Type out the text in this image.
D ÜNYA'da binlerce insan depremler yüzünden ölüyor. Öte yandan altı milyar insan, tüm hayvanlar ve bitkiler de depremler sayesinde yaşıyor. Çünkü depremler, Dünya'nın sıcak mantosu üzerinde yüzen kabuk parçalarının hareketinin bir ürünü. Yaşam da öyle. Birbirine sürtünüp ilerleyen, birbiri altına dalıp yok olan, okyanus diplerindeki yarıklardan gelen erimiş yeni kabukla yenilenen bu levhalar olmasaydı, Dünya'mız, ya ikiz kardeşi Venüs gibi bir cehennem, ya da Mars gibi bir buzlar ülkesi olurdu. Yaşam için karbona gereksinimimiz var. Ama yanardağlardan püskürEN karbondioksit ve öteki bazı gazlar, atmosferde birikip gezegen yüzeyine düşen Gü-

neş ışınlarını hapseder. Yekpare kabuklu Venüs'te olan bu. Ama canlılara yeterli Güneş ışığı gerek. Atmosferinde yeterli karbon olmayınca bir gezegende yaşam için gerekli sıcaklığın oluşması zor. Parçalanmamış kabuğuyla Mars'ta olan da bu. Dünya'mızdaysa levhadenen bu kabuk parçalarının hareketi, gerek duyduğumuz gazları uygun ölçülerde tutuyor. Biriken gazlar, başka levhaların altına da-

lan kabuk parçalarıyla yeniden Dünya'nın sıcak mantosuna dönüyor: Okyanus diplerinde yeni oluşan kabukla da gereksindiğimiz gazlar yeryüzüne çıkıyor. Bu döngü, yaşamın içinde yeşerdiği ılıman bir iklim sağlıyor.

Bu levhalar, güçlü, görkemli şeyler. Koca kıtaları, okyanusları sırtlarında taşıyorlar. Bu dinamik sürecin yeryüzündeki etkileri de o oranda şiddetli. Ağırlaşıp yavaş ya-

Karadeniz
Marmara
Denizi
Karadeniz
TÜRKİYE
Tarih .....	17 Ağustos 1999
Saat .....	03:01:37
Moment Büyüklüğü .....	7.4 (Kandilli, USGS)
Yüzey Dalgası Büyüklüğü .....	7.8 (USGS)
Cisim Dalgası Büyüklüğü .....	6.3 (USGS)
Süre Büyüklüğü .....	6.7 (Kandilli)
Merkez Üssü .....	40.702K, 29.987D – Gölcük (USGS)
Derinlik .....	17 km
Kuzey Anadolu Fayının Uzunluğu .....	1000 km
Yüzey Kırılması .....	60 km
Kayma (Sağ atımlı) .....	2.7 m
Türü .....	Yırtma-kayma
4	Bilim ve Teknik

====

Required task: Using the listing above, reproduce each line without omission.

Reply:
Type out the text in this image.
D ÜNYA'da binlerce insan depremler yüzünden ölüyor. Öte yandan altı milyar insan, tüm hayvanlar ve bitkiler de depremler sayesinde yaşıyor. Çünkü depremler, Dünya'nın sıcak mantosu üzerinde yüzen kabuk parçalarının hareketinin bir ürünü. Yaşam da öyle. Birbirine sürtünüp ilerleyen, birbiri altına dalıp yok olan, okyanus diplerindeki yarıklardan gelen erimiş yeni kabukla yenilenen bu levhalar olmasaydı, Dünya'mız, ya ikiz kardeşi Venüs gibi bir cehennem, ya da Mars gibi bir buzlar ülkesi olurdu. Yaşam için karbona gereksinimimiz var. Ama yanardağlardan püskürEN karbondioksit ve öteki bazı gazlar, atmosferde birikip gezegen yüzeyine düşen Gü-

neş ışınlarını hapseder. Yekpare kabuklu Venüs'te olan bu. Ama canlılara yeterli Güneş ışığı gerek. Atmosferinde yeterli karbon olmayınca bir gezegende yaşam için gerekli sıcaklığın oluşması zor. Parçalanmamış kabuğuyla Mars'ta olan da bu. Dünya'mızdaysa levhadenen bu kabuk parçalarının hareketi, gerek duyduğumuz gazları uygun ölçülerde tutuyor. Biriken gazlar, başka levhaların altına da-

lan kabuk parçalarıyla yeniden Dünya'nın sıcak mantosuna dönüyor: Okyanus diplerinde yeni oluşan kabukla da gereksindiğimiz gazlar yeryüzüne çıkıyor. Bu döngü, yaşamın içinde yeşerdiği ılıman bir iklim sağlıyor.

Bu levhalar, güçlü, görkemli şeyler. Koca kıtaları, okyanusları sırtlarında taşıyorlar. Bu dinamik sürecin yeryüzündeki etkileri de o oranda şiddetli. Ağırlaşıp yavaş ya-

Karadeniz
Marmara
Denizi
Karadeniz
TÜRKİYE
Tarih .....	17 Ağustos 1999
Saat .....	03:01:37
Moment Büyüklüğü .....	7.4 (Kandilli, USGS)
Yüzey Dalgası Büyüklüğü .....	7.8 (USGS)
Cisim Dalgası Büyüklüğü .....	6.3 (USGS)
Süre Büyüklüğü .....	6.7 (Kandilli)
Merkez Üssü .....	40.702K, 29.987D – Gölcük (USGS)
Derinlik .....	17 km
Kuzey Anadolu Fayının Uzunluğu .....	1000 km
Yüzey Kırılması .....	60 km
Kayma (Sağ atımlı) .....	2.7 m
Türü .....	Yırtma-kayma
4	Bilim ve Teknik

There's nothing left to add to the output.